Your objective
Gather each line in the entries that includes the string "value".

+-------+

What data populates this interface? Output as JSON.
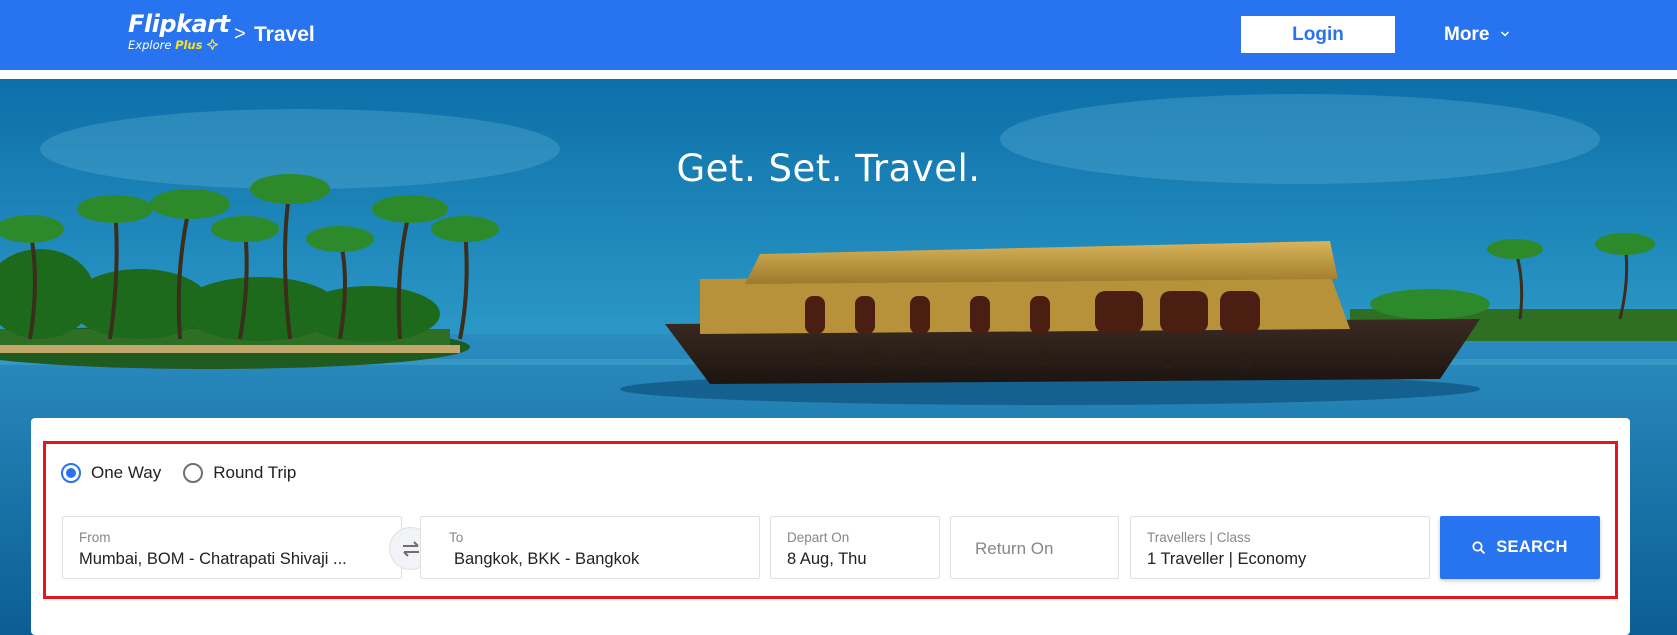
{
  "header": {
    "logo_name": "Flipkart",
    "logo_sub_prefix": "Explore",
    "logo_sub_plus": "Plus",
    "breadcrumb_separator": ">",
    "breadcrumb_current": "Travel",
    "login_label": "Login",
    "more_label": "More",
    "more_icon": "chevron-down-icon"
  },
  "hero": {
    "tagline": "Get. Set. Travel.",
    "image": "kerala-houseboat-backwaters"
  },
  "search": {
    "trip_types": [
      {
        "label": "One Way",
        "selected": true
      },
      {
        "label": "Round Trip",
        "selected": false
      }
    ],
    "from": {
      "label": "From",
      "value": "Mumbai, BOM - Chatrapati Shivaji ..."
    },
    "swap_icon": "swap-arrows-icon",
    "to": {
      "label": "To",
      "value": "Bangkok, BKK - Bangkok"
    },
    "depart": {
      "label": "Depart On",
      "value": "8 Aug, Thu"
    },
    "return": {
      "placeholder": "Return On"
    },
    "travellers": {
      "label": "Travellers | Class",
      "value": "1 Traveller | Economy"
    },
    "search_label": "SEARCH",
    "search_icon": "search-icon"
  },
  "colors": {
    "brand_blue": "#2874f0",
    "plus_yellow": "#ffe11b",
    "highlight_red": "#e5151c"
  }
}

+-------+

Result for this exercise
      "value": "Mumbai, BOM - Chatrapati Shivaji ..."
      "value": "Bangkok, BKK - Bangkok"
      "value": "8 Aug, Thu"
      "value": "1 Traveller | Economy"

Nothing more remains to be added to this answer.